Problem details: Without the pictures, print each of the records below exactly as it appears.

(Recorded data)
###

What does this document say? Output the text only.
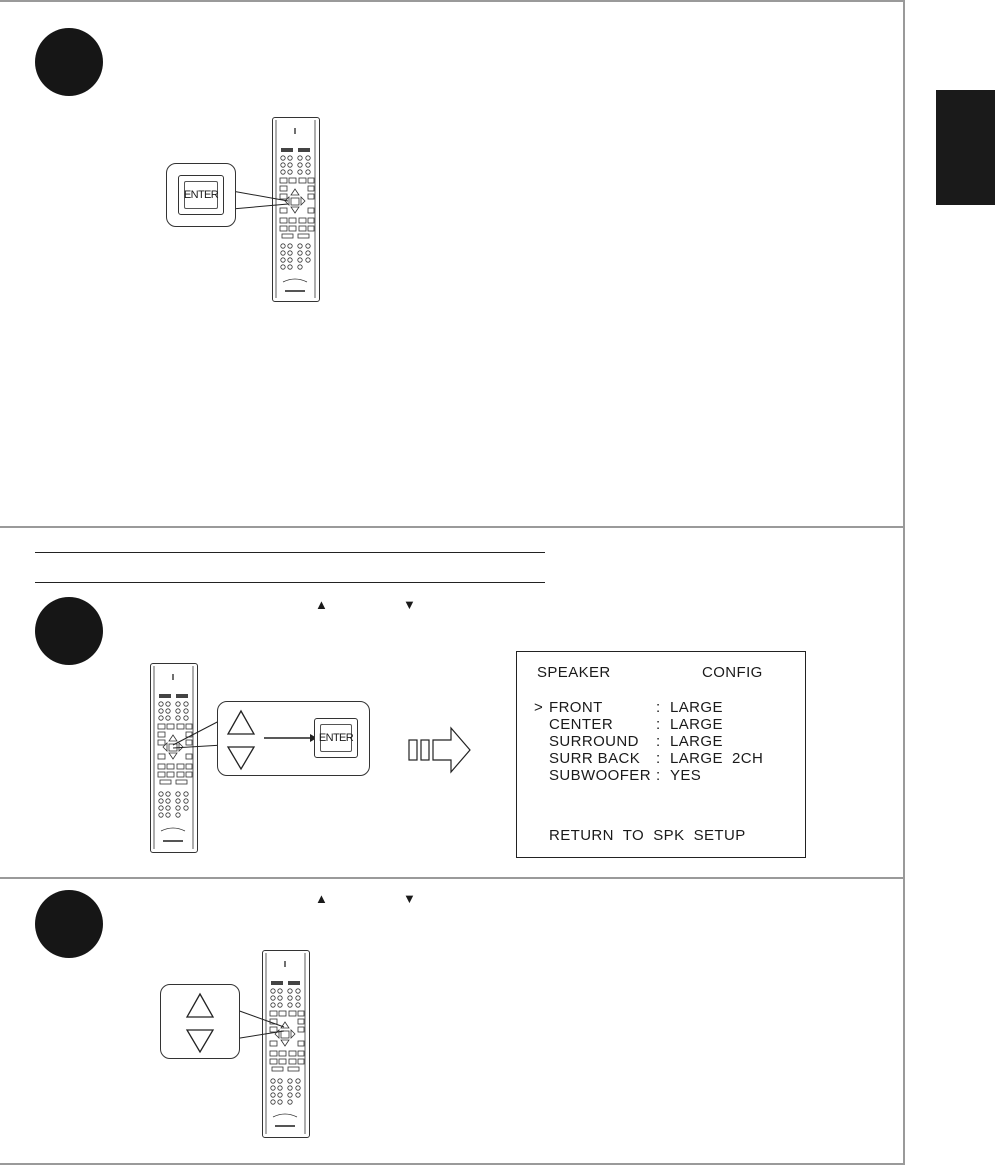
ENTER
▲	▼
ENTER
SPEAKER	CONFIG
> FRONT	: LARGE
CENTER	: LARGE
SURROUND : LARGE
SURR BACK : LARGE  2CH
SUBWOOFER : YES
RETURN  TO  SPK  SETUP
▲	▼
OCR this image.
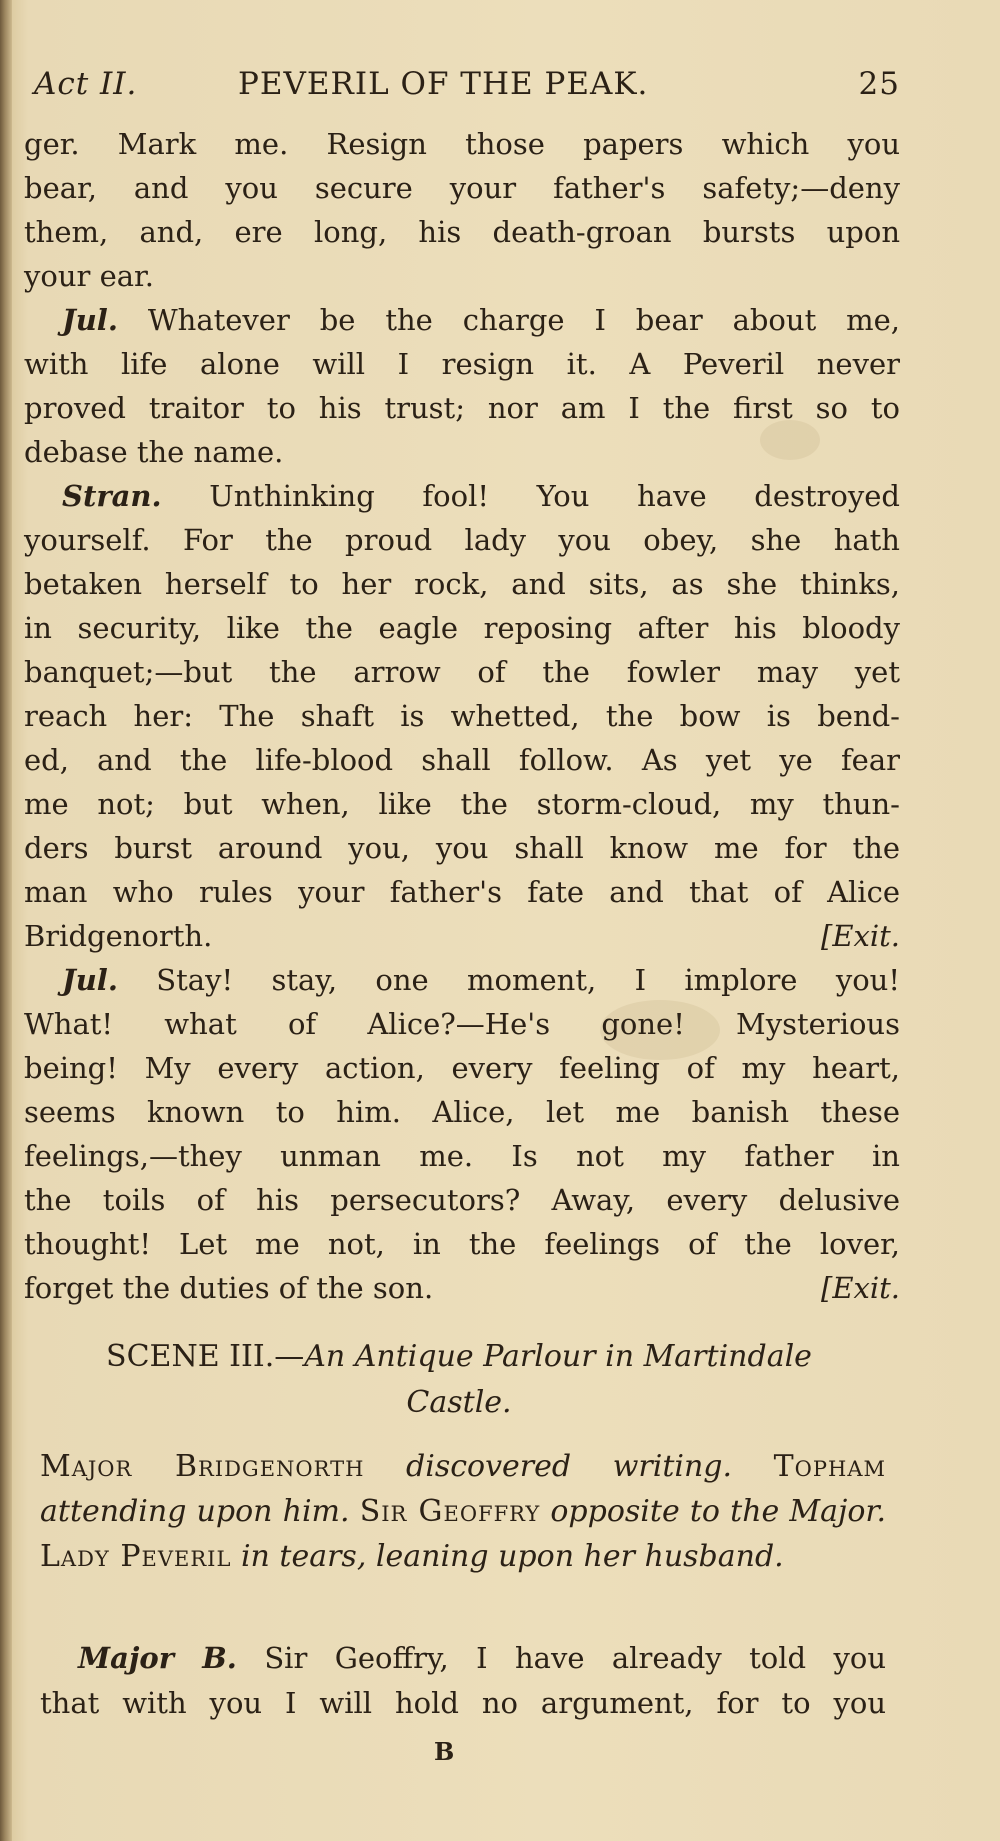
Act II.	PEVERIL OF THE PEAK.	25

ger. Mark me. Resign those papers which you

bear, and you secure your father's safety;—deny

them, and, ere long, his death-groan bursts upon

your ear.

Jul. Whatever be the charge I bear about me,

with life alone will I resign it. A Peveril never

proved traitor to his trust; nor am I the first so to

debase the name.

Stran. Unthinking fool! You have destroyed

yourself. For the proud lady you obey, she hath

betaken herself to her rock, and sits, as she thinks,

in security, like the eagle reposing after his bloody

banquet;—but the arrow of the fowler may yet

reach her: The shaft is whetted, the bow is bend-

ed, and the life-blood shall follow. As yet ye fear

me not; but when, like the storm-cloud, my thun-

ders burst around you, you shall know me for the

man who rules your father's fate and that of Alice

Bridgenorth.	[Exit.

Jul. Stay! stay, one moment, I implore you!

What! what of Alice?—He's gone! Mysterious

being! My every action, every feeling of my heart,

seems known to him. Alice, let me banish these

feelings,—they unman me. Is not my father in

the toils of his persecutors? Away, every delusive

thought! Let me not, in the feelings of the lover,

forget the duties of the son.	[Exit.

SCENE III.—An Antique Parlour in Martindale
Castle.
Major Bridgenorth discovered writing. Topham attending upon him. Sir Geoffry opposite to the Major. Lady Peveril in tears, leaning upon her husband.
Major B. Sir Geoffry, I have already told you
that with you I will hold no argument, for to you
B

###

Expected output:
What does this document say? Output the text only.
ENTER
▲	▼
ENTER
SPEAKER	CONFIG
> FRONT	: LARGE
CENTER	: LARGE
SURROUND : LARGE
SURR BACK : LARGE  2CH
SUBWOOFER : YES
RETURN  TO  SPK  SETUP
▲	▼
OCR this image.
Act II.	PEVERIL OF THE PEAK.	25

ger. Mark me. Resign those papers which you

bear, and you secure your father's safety;—deny

them, and, ere long, his death-groan bursts upon

your ear.

Jul. Whatever be the charge I bear about me,

with life alone will I resign it. A Peveril never

proved traitor to his trust; nor am I the first so to

debase the name.

Stran. Unthinking fool! You have destroyed

yourself. For the proud lady you obey, she hath

betaken herself to her rock, and sits, as she thinks,

in security, like the eagle reposing after his bloody

banquet;—but the arrow of the fowler may yet

reach her: The shaft is whetted, the bow is bend-

ed, and the life-blood shall follow. As yet ye fear

me not; but when, like the storm-cloud, my thun-

ders burst around you, you shall know me for the

man who rules your father's fate and that of Alice

Bridgenorth.	[Exit.

Jul. Stay! stay, one moment, I implore you!

What! what of Alice?—He's gone! Mysterious

being! My every action, every feeling of my heart,

seems known to him. Alice, let me banish these

feelings,—they unman me. Is not my father in

the toils of his persecutors? Away, every delusive

thought! Let me not, in the feelings of the lover,

forget the duties of the son.	[Exit.

SCENE III.—An Antique Parlour in Martindale
Castle.
Major Bridgenorth discovered writing. Topham attending upon him. Sir Geoffry opposite to the Major. Lady Peveril in tears, leaning upon her husband.
Major B. Sir Geoffry, I have already told you
that with you I will hold no argument, for to you
B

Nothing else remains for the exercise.